▶ _MATERIAL FOR THE TASK_:
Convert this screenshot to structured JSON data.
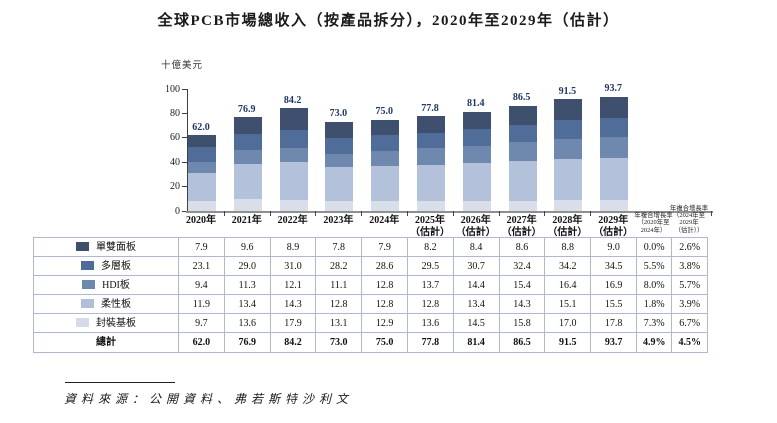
{
  "title": "全球PCB市場總收入（按產品拆分），2020年至2029年（估計）",
  "chart_data": {
    "type": "bar",
    "stacked": true,
    "unit_label": "十億美元",
    "ylim": [
      0,
      100
    ],
    "yticks": [
      100,
      80,
      60,
      40,
      20,
      0
    ],
    "grid": false,
    "stack_order": "bottom-to-top",
    "legend_position": "table-rows-below-chart",
    "categories": [
      [
        "2020年"
      ],
      [
        "2021年"
      ],
      [
        "2022年"
      ],
      [
        "2023年"
      ],
      [
        "2024年"
      ],
      [
        "2025年",
        "（估計）"
      ],
      [
        "2026年",
        "（估計）"
      ],
      [
        "2027年",
        "（估計）"
      ],
      [
        "2028年",
        "（估計）"
      ],
      [
        "2029年",
        "（估計）"
      ]
    ],
    "totals": [
      "62.0",
      "76.9",
      "84.2",
      "73.0",
      "75.0",
      "77.8",
      "81.4",
      "86.5",
      "91.5",
      "93.7"
    ],
    "series": [
      {
        "name": "單雙面板",
        "color": "#d9dfea",
        "values": [
          7.9,
          9.6,
          8.9,
          7.8,
          7.9,
          8.2,
          8.4,
          8.6,
          8.8,
          9.0
        ]
      },
      {
        "name": "多層板",
        "color": "#b3c2da",
        "values": [
          23.1,
          29.0,
          31.0,
          28.2,
          28.6,
          29.5,
          30.7,
          32.4,
          34.2,
          34.5
        ]
      },
      {
        "name": "HDI板",
        "color": "#6e88ae",
        "values": [
          9.4,
          11.3,
          12.1,
          11.1,
          12.8,
          13.7,
          14.4,
          15.4,
          16.4,
          16.9
        ]
      },
      {
        "name": "柔性板",
        "color": "#506d99",
        "values": [
          11.9,
          13.4,
          14.3,
          12.8,
          12.8,
          12.8,
          13.4,
          14.3,
          15.1,
          15.5
        ]
      },
      {
        "name": "封裝基板",
        "color": "#3e506e",
        "values": [
          9.7,
          13.6,
          17.9,
          13.1,
          12.9,
          13.6,
          14.5,
          15.8,
          17.0,
          17.8
        ]
      }
    ]
  },
  "table": {
    "cagr_headers": [
      {
        "lines": [
          "年複合增長率",
          "（2020年至",
          "2024年）"
        ]
      },
      {
        "lines": [
          "年複合增長率",
          "（2024年至",
          "2029年",
          "（估計））"
        ]
      }
    ],
    "rows": [
      {
        "label": "單雙面板",
        "swatch": "#3d4f6d",
        "bold": false,
        "values": [
          "7.9",
          "9.6",
          "8.9",
          "7.8",
          "7.9",
          "8.2",
          "8.4",
          "8.6",
          "8.8",
          "9.0",
          "0.0%",
          "2.6%"
        ]
      },
      {
        "label": "多層板",
        "swatch": "#4f6b97",
        "bold": false,
        "values": [
          "23.1",
          "29.0",
          "31.0",
          "28.2",
          "28.6",
          "29.5",
          "30.7",
          "32.4",
          "34.2",
          "34.5",
          "5.5%",
          "3.8%"
        ]
      },
      {
        "label": "HDI板",
        "swatch": "#6d88ad",
        "bold": false,
        "values": [
          "9.4",
          "11.3",
          "12.1",
          "11.1",
          "12.8",
          "13.7",
          "14.4",
          "15.4",
          "16.4",
          "16.9",
          "8.0%",
          "5.7%"
        ]
      },
      {
        "label": "柔性板",
        "swatch": "#b0c0d8",
        "bold": false,
        "values": [
          "11.9",
          "13.4",
          "14.3",
          "12.8",
          "12.8",
          "12.8",
          "13.4",
          "14.3",
          "15.1",
          "15.5",
          "1.8%",
          "3.9%"
        ]
      },
      {
        "label": "封裝基板",
        "swatch": "#d5dbe8",
        "bold": false,
        "values": [
          "9.7",
          "13.6",
          "17.9",
          "13.1",
          "12.9",
          "13.6",
          "14.5",
          "15.8",
          "17.0",
          "17.8",
          "7.3%",
          "6.7%"
        ]
      },
      {
        "label": "總計",
        "swatch": null,
        "bold": true,
        "values": [
          "62.0",
          "76.9",
          "84.2",
          "73.0",
          "75.0",
          "77.8",
          "81.4",
          "86.5",
          "91.5",
          "93.7",
          "4.9%",
          "4.5%"
        ]
      }
    ]
  },
  "source": "資料來源：公開資料、弗若斯特沙利文"
}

▶ _WHAT THIS TASK INVOLVES_: Which lines contain "color"? Copy each of them.

▶ _EXERCISE RESPONSE_:
        "color": "#d9dfea",
        "color": "#b3c2da",
        "color": "#6e88ae",
        "color": "#506d99",
        "color": "#3e506e",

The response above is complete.